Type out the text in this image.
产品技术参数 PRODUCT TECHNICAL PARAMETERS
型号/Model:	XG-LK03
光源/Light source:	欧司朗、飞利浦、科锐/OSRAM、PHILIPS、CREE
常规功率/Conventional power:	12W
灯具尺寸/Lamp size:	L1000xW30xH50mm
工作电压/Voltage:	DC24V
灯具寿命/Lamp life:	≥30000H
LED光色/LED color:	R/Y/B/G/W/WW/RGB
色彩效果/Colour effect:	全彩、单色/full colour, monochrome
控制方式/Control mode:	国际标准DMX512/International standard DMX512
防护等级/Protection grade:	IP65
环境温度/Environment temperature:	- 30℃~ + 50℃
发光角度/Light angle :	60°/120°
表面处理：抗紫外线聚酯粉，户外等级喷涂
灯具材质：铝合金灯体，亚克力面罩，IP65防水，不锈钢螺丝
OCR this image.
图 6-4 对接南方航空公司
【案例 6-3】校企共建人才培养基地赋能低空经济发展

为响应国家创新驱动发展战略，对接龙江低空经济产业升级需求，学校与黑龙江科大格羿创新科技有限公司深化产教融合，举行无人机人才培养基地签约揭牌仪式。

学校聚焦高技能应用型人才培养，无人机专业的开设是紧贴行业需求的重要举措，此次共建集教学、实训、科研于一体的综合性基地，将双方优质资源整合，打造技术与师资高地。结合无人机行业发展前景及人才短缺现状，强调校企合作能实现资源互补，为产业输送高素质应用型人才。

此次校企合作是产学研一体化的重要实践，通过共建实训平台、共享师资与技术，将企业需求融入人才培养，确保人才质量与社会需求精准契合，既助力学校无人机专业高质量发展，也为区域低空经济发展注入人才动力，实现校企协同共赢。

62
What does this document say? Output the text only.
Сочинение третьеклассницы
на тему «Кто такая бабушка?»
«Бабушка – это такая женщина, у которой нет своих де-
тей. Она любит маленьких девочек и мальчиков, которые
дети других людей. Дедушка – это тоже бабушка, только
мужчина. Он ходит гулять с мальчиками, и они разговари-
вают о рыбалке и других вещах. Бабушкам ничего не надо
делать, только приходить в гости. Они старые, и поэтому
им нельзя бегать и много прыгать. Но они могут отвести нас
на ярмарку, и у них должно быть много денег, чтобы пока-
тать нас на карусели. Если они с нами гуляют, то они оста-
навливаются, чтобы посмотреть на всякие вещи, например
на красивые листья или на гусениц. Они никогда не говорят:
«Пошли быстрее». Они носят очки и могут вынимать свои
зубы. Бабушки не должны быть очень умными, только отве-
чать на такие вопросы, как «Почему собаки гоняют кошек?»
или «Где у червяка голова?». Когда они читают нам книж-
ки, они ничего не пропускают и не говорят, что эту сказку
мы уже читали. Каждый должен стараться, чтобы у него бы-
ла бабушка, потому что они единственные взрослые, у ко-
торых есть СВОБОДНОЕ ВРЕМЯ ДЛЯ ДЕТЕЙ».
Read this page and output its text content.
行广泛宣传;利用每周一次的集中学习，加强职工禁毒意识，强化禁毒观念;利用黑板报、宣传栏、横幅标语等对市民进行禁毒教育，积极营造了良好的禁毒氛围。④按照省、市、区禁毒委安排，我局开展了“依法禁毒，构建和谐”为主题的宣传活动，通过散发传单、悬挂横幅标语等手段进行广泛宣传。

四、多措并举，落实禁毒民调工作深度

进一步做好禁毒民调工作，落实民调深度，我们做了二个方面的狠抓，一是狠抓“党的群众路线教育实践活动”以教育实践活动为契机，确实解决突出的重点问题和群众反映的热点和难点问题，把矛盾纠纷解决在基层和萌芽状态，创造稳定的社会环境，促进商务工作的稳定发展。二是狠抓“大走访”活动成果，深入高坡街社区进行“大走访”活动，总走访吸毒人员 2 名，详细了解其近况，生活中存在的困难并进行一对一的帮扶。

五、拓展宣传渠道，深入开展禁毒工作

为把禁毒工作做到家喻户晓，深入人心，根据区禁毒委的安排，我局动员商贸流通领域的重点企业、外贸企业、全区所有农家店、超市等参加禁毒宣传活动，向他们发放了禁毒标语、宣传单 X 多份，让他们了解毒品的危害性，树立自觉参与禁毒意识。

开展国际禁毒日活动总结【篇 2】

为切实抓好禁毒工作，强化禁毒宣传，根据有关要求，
───
▶ [Task description]: Each line of the material should be duplicated exactly, please.

▶ [Problem solution]:
Type out the text in this image.
产品技术参数 PRODUCT TECHNICAL PARAMETERS
型号/Model:	XG-LK03
光源/Light source:	欧司朗、飞利浦、科锐/OSRAM、PHILIPS、CREE
常规功率/Conventional power:	12W
灯具尺寸/Lamp size:	L1000xW30xH50mm
工作电压/Voltage:	DC24V
灯具寿命/Lamp life:	≥30000H
LED光色/LED color:	R/Y/B/G/W/WW/RGB
色彩效果/Colour effect:	全彩、单色/full colour, monochrome
控制方式/Control mode:	国际标准DMX512/International standard DMX512
防护等级/Protection grade:	IP65
环境温度/Environment temperature:	- 30℃~ + 50℃
发光角度/Light angle :	60°/120°
表面处理：抗紫外线聚酯粉，户外等级喷涂
灯具材质：铝合金灯体，亚克力面罩，IP65防水，不锈钢螺丝
OCR this image.
图 6-4 对接南方航空公司
【案例 6-3】校企共建人才培养基地赋能低空经济发展

为响应国家创新驱动发展战略，对接龙江低空经济产业升级需求，学校与黑龙江科大格羿创新科技有限公司深化产教融合，举行无人机人才培养基地签约揭牌仪式。

学校聚焦高技能应用型人才培养，无人机专业的开设是紧贴行业需求的重要举措，此次共建集教学、实训、科研于一体的综合性基地，将双方优质资源整合，打造技术与师资高地。结合无人机行业发展前景及人才短缺现状，强调校企合作能实现资源互补，为产业输送高素质应用型人才。

此次校企合作是产学研一体化的重要实践，通过共建实训平台、共享师资与技术，将企业需求融入人才培养，确保人才质量与社会需求精准契合，既助力学校无人机专业高质量发展，也为区域低空经济发展注入人才动力，实现校企协同共赢。

62
What does this document say? Output the text only.
Сочинение третьеклассницы
на тему «Кто такая бабушка?»
«Бабушка – это такая женщина, у которой нет своих де-
тей. Она любит маленьких девочек и мальчиков, которые
дети других людей. Дедушка – это тоже бабушка, только
мужчина. Он ходит гулять с мальчиками, и они разговари-
вают о рыбалке и других вещах. Бабушкам ничего не надо
делать, только приходить в гости. Они старые, и поэтому
им нельзя бегать и много прыгать. Но они могут отвести нас
на ярмарку, и у них должно быть много денег, чтобы пока-
тать нас на карусели. Если они с нами гуляют, то они оста-
навливаются, чтобы посмотреть на всякие вещи, например
на красивые листья или на гусениц. Они никогда не говорят:
«Пошли быстрее». Они носят очки и могут вынимать свои
зубы. Бабушки не должны быть очень умными, только отве-
чать на такие вопросы, как «Почему собаки гоняют кошек?»
или «Где у червяка голова?». Когда они читают нам книж-
ки, они ничего не пропускают и не говорят, что эту сказку
мы уже читали. Каждый должен стараться, чтобы у него бы-
ла бабушка, потому что они единственные взрослые, у ко-
торых есть СВОБОДНОЕ ВРЕМЯ ДЛЯ ДЕТЕЙ».
Read this page and output its text content.
行广泛宣传;利用每周一次的集中学习，加强职工禁毒意识，强化禁毒观念;利用黑板报、宣传栏、横幅标语等对市民进行禁毒教育，积极营造了良好的禁毒氛围。④按照省、市、区禁毒委安排，我局开展了“依法禁毒，构建和谐”为主题的宣传活动，通过散发传单、悬挂横幅标语等手段进行广泛宣传。

四、多措并举，落实禁毒民调工作深度

进一步做好禁毒民调工作，落实民调深度，我们做了二个方面的狠抓，一是狠抓“党的群众路线教育实践活动”以教育实践活动为契机，确实解决突出的重点问题和群众反映的热点和难点问题，把矛盾纠纷解决在基层和萌芽状态，创造稳定的社会环境，促进商务工作的稳定发展。二是狠抓“大走访”活动成果，深入高坡街社区进行“大走访”活动，总走访吸毒人员 2 名，详细了解其近况，生活中存在的困难并进行一对一的帮扶。

五、拓展宣传渠道，深入开展禁毒工作

为把禁毒工作做到家喻户晓，深入人心，根据区禁毒委的安排，我局动员商贸流通领域的重点企业、外贸企业、全区所有农家店、超市等参加禁毒宣传活动，向他们发放了禁毒标语、宣传单 X 多份，让他们了解毒品的危害性，树立自觉参与禁毒意识。

开展国际禁毒日活动总结【篇 2】

为切实抓好禁毒工作，强化禁毒宣传，根据有关要求，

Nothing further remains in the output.